• _Required work_
Some lines in the records below may hold the word "SRMTID"; give the number of those lines and nothing else.

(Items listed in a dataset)
--------
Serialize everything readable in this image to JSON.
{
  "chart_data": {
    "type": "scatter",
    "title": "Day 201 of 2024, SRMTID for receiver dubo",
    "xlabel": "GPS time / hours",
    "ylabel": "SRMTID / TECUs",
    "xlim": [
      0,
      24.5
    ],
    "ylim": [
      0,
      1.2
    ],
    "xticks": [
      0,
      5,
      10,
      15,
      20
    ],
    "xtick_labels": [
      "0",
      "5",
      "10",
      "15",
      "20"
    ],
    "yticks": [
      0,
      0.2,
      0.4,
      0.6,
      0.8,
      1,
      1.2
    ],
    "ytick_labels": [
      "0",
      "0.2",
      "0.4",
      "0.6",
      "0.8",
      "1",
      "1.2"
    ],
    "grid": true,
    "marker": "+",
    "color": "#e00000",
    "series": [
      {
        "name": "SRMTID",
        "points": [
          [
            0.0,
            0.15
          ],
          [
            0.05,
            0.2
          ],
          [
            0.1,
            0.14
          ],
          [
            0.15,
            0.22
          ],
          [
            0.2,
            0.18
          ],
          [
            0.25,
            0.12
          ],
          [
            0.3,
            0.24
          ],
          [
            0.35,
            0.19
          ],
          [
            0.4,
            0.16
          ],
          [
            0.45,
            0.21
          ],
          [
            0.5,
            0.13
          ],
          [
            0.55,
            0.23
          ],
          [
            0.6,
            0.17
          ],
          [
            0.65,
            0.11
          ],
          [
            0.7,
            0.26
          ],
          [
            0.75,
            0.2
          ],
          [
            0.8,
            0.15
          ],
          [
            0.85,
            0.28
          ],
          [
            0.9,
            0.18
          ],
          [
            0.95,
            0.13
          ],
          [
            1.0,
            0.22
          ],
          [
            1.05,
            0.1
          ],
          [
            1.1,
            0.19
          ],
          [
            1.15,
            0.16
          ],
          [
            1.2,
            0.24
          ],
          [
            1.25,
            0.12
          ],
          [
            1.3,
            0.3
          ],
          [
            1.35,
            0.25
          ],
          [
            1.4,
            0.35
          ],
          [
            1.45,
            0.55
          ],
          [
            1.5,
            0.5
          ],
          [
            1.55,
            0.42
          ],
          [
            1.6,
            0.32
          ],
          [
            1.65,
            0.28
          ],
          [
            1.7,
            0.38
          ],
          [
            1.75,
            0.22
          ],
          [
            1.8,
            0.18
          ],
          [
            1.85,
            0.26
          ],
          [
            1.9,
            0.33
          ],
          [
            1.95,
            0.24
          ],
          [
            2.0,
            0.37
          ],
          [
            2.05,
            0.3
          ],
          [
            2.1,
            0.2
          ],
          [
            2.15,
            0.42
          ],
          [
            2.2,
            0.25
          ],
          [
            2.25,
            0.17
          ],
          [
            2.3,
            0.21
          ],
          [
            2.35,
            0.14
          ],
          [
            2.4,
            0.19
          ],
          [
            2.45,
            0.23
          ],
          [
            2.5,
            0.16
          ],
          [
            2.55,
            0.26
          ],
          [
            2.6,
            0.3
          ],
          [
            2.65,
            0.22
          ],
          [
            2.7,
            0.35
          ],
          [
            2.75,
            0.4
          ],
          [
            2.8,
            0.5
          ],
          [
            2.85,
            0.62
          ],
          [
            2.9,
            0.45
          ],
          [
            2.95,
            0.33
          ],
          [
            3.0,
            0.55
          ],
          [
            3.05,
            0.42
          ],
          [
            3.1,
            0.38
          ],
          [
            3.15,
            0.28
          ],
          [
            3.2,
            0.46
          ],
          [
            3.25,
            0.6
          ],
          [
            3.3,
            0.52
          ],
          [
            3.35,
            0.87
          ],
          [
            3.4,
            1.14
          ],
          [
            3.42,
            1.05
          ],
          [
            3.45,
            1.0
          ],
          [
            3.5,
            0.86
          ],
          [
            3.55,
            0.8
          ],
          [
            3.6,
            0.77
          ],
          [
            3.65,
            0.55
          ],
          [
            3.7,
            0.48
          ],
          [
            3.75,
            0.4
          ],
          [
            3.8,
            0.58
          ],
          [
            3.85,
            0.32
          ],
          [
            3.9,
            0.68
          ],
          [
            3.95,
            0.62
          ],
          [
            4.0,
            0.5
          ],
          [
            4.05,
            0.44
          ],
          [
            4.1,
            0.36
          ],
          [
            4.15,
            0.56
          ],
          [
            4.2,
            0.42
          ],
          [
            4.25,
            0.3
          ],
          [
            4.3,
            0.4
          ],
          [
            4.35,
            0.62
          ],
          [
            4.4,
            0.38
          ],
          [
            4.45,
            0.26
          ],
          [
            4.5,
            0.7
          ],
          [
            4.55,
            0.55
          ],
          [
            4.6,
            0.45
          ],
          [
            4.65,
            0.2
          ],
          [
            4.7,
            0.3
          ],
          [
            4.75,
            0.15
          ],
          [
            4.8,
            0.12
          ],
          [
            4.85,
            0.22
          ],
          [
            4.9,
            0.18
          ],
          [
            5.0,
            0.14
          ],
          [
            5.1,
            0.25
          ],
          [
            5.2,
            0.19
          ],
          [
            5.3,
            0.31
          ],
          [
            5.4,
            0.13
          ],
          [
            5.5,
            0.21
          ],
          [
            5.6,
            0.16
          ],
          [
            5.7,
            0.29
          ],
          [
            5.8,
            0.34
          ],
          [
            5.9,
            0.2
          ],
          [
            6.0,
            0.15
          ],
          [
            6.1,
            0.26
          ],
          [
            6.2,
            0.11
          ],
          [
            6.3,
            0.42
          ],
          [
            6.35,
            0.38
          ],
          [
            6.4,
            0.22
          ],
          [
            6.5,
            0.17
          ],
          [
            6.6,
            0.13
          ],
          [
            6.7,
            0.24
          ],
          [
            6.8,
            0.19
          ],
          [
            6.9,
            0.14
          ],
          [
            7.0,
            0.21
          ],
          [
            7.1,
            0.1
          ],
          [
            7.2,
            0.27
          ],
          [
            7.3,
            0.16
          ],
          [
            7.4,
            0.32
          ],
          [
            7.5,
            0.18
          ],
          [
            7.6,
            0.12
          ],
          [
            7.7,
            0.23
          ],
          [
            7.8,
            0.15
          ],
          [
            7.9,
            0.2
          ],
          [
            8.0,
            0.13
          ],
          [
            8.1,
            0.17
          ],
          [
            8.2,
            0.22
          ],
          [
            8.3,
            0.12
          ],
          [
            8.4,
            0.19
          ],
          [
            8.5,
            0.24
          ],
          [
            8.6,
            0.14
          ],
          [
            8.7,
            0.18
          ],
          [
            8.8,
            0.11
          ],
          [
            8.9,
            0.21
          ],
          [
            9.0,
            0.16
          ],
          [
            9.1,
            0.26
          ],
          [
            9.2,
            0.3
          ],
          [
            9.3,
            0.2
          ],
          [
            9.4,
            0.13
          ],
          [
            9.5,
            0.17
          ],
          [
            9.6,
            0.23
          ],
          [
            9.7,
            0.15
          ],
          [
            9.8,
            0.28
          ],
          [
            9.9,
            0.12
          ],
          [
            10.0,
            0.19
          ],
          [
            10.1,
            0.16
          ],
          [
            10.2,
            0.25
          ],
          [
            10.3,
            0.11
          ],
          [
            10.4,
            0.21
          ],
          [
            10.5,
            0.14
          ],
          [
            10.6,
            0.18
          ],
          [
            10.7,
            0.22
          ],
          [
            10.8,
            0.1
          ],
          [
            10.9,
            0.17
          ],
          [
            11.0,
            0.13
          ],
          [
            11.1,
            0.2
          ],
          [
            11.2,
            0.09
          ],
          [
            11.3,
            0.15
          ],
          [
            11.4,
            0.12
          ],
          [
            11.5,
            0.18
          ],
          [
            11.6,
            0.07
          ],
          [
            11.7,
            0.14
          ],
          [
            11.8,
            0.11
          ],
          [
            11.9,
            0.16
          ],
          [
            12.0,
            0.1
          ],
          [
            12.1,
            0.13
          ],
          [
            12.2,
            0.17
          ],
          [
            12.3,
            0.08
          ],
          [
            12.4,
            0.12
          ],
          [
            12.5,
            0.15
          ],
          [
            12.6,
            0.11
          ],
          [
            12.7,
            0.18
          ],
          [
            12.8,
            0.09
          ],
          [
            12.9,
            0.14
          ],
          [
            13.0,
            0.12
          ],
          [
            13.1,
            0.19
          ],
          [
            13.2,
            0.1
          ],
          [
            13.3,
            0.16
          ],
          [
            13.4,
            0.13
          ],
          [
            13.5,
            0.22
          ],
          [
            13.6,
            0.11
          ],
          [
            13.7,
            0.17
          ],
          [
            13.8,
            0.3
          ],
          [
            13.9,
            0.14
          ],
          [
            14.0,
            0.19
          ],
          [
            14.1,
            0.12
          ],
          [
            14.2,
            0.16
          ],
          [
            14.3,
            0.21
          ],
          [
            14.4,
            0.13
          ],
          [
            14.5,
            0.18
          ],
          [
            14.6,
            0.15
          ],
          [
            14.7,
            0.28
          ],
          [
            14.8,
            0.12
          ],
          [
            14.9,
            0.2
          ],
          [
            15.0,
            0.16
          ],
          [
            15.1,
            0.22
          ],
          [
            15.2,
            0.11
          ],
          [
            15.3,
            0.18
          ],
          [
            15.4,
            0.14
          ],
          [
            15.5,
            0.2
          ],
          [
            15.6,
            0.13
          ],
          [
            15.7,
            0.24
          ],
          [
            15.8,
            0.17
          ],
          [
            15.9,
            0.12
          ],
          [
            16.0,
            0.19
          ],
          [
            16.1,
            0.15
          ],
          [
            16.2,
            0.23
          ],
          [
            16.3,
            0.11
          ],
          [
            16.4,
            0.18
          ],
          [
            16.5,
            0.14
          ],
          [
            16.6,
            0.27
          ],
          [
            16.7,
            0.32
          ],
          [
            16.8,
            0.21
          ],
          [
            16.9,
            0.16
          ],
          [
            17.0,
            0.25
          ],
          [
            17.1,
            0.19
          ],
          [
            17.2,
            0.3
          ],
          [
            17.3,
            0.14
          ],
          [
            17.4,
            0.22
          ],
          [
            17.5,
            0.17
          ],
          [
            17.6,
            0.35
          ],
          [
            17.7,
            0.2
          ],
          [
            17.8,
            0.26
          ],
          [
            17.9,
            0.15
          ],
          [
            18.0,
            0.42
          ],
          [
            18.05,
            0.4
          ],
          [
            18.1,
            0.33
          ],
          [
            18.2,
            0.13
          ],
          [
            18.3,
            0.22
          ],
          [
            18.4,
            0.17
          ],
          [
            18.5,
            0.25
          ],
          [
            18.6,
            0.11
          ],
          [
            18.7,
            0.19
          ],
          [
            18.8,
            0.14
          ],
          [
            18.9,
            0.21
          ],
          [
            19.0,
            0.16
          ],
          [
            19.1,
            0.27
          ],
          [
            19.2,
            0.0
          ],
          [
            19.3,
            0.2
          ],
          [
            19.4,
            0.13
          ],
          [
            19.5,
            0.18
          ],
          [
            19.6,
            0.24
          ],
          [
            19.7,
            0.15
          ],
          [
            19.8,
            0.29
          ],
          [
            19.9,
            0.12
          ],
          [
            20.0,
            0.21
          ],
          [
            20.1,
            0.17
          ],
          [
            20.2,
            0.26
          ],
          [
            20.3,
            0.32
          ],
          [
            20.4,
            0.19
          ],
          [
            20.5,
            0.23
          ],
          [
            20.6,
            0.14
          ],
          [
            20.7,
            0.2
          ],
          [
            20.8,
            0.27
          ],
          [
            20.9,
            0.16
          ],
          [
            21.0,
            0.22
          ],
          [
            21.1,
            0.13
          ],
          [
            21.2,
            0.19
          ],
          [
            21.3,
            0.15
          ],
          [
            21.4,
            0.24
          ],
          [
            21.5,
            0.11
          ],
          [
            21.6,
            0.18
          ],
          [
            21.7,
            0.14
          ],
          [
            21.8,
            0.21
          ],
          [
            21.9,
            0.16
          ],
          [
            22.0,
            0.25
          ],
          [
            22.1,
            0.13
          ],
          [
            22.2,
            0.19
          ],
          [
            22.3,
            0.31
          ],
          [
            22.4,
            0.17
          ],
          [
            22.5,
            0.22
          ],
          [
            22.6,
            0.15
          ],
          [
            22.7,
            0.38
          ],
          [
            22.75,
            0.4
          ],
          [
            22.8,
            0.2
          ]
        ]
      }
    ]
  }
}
--------
• _Solution to this exercise_
3